■ **Stored data**

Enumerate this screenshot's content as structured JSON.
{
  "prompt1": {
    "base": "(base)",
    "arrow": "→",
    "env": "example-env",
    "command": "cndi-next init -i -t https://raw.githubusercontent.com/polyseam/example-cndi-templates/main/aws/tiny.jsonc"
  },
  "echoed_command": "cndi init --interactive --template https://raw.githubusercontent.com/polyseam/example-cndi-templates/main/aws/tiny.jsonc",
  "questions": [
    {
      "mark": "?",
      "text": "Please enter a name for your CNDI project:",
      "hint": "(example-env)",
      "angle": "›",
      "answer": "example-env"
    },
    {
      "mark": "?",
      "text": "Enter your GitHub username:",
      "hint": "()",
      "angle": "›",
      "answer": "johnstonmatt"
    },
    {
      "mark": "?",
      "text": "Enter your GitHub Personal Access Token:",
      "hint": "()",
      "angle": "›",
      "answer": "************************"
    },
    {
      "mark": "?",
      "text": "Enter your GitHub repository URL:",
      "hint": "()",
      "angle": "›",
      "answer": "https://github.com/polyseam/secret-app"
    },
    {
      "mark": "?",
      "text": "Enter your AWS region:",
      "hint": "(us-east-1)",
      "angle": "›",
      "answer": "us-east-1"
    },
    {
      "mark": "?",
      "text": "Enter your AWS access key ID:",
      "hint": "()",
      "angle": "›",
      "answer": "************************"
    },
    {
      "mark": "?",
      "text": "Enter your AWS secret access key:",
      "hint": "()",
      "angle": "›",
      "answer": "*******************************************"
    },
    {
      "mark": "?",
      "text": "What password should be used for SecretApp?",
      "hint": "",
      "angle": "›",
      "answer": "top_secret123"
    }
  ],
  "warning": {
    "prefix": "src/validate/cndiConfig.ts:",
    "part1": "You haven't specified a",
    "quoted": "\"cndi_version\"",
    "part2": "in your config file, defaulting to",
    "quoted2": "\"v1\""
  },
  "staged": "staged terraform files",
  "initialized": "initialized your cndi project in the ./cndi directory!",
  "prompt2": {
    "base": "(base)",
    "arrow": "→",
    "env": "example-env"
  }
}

■ **What you need to do**
Which lines in the listing above hold the word "https"? Show each of them.

■ **Complete response**
    "command": "cndi-next init -i -t https://raw.githubusercontent.com/polyseam/example-cndi-templates/main/aws/tiny.jsonc"
  "echoed_command": "cndi init --interactive --template https://raw.githubusercontent.com/polyseam/example-cndi-templates/main/aws/tiny.jsonc",
      "answer": "https://github.com/polyseam/secret-app"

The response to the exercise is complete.